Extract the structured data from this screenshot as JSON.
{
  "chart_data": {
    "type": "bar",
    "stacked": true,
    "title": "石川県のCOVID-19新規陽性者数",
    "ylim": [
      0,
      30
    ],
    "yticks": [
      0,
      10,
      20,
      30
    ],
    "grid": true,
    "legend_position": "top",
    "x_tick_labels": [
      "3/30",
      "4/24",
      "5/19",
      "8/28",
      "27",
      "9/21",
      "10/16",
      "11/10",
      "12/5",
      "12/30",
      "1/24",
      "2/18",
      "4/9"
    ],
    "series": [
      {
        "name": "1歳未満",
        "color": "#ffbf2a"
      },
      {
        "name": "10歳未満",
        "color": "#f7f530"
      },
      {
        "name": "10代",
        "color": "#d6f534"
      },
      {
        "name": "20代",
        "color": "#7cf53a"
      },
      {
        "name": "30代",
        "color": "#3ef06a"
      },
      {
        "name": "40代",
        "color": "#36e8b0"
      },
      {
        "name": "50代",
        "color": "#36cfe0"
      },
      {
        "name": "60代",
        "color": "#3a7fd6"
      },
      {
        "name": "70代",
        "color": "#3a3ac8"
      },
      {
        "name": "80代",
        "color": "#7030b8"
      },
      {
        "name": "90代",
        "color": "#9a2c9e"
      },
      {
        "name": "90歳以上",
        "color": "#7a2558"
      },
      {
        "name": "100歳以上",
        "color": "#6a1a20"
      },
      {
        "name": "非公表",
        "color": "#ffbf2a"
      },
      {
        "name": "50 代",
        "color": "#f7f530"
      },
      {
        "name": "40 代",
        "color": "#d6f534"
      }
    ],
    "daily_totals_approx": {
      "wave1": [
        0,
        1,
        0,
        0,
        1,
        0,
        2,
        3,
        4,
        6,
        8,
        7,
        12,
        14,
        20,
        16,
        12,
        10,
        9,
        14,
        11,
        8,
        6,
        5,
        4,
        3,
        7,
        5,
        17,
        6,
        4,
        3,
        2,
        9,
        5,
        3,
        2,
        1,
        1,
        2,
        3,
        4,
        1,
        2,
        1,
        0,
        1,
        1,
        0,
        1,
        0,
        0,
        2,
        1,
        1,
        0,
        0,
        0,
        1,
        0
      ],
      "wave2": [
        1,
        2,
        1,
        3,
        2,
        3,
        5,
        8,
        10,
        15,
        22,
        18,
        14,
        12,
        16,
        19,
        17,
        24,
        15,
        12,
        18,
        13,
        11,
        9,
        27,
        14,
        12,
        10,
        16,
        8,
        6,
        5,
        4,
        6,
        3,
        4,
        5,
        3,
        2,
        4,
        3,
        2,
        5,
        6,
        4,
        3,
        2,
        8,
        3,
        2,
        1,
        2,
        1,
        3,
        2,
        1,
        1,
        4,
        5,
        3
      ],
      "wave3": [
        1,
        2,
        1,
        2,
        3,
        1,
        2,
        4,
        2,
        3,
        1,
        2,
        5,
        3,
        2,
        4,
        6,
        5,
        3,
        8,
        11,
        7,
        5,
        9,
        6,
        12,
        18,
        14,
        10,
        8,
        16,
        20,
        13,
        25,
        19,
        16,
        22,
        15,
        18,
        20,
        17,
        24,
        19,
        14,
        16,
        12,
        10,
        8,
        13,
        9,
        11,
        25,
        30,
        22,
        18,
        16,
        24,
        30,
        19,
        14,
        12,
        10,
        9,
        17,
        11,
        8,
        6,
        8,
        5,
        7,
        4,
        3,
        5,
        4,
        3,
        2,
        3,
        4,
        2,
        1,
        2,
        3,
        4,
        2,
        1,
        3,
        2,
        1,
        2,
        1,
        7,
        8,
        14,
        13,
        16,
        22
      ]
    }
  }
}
..............................
§ **What is being asked**
Write out the data again, exactly and in full.

§ **Result for this task**
Extract the structured data from this screenshot as JSON.
{
  "chart_data": {
    "type": "bar",
    "stacked": true,
    "title": "石川県のCOVID-19新規陽性者数",
    "ylim": [
      0,
      30
    ],
    "yticks": [
      0,
      10,
      20,
      30
    ],
    "grid": true,
    "legend_position": "top",
    "x_tick_labels": [
      "3/30",
      "4/24",
      "5/19",
      "8/28",
      "27",
      "9/21",
      "10/16",
      "11/10",
      "12/5",
      "12/30",
      "1/24",
      "2/18",
      "4/9"
    ],
    "series": [
      {
        "name": "1歳未満",
        "color": "#ffbf2a"
      },
      {
        "name": "10歳未満",
        "color": "#f7f530"
      },
      {
        "name": "10代",
        "color": "#d6f534"
      },
      {
        "name": "20代",
        "color": "#7cf53a"
      },
      {
        "name": "30代",
        "color": "#3ef06a"
      },
      {
        "name": "40代",
        "color": "#36e8b0"
      },
      {
        "name": "50代",
        "color": "#36cfe0"
      },
      {
        "name": "60代",
        "color": "#3a7fd6"
      },
      {
        "name": "70代",
        "color": "#3a3ac8"
      },
      {
        "name": "80代",
        "color": "#7030b8"
      },
      {
        "name": "90代",
        "color": "#9a2c9e"
      },
      {
        "name": "90歳以上",
        "color": "#7a2558"
      },
      {
        "name": "100歳以上",
        "color": "#6a1a20"
      },
      {
        "name": "非公表",
        "color": "#ffbf2a"
      },
      {
        "name": "50 代",
        "color": "#f7f530"
      },
      {
        "name": "40 代",
        "color": "#d6f534"
      }
    ],
    "daily_totals_approx": {
      "wave1": [
        0,
        1,
        0,
        0,
        1,
        0,
        2,
        3,
        4,
        6,
        8,
        7,
        12,
        14,
        20,
        16,
        12,
        10,
        9,
        14,
        11,
        8,
        6,
        5,
        4,
        3,
        7,
        5,
        17,
        6,
        4,
        3,
        2,
        9,
        5,
        3,
        2,
        1,
        1,
        2,
        3,
        4,
        1,
        2,
        1,
        0,
        1,
        1,
        0,
        1,
        0,
        0,
        2,
        1,
        1,
        0,
        0,
        0,
        1,
        0
      ],
      "wave2": [
        1,
        2,
        1,
        3,
        2,
        3,
        5,
        8,
        10,
        15,
        22,
        18,
        14,
        12,
        16,
        19,
        17,
        24,
        15,
        12,
        18,
        13,
        11,
        9,
        27,
        14,
        12,
        10,
        16,
        8,
        6,
        5,
        4,
        6,
        3,
        4,
        5,
        3,
        2,
        4,
        3,
        2,
        5,
        6,
        4,
        3,
        2,
        8,
        3,
        2,
        1,
        2,
        1,
        3,
        2,
        1,
        1,
        4,
        5,
        3
      ],
      "wave3": [
        1,
        2,
        1,
        2,
        3,
        1,
        2,
        4,
        2,
        3,
        1,
        2,
        5,
        3,
        2,
        4,
        6,
        5,
        3,
        8,
        11,
        7,
        5,
        9,
        6,
        12,
        18,
        14,
        10,
        8,
        16,
        20,
        13,
        25,
        19,
        16,
        22,
        15,
        18,
        20,
        17,
        24,
        19,
        14,
        16,
        12,
        10,
        8,
        13,
        9,
        11,
        25,
        30,
        22,
        18,
        16,
        24,
        30,
        19,
        14,
        12,
        10,
        9,
        17,
        11,
        8,
        6,
        8,
        5,
        7,
        4,
        3,
        5,
        4,
        3,
        2,
        3,
        4,
        2,
        1,
        2,
        3,
        4,
        2,
        1,
        3,
        2,
        1,
        2,
        1,
        7,
        8,
        14,
        13,
        16,
        22
      ]
    }
  }
}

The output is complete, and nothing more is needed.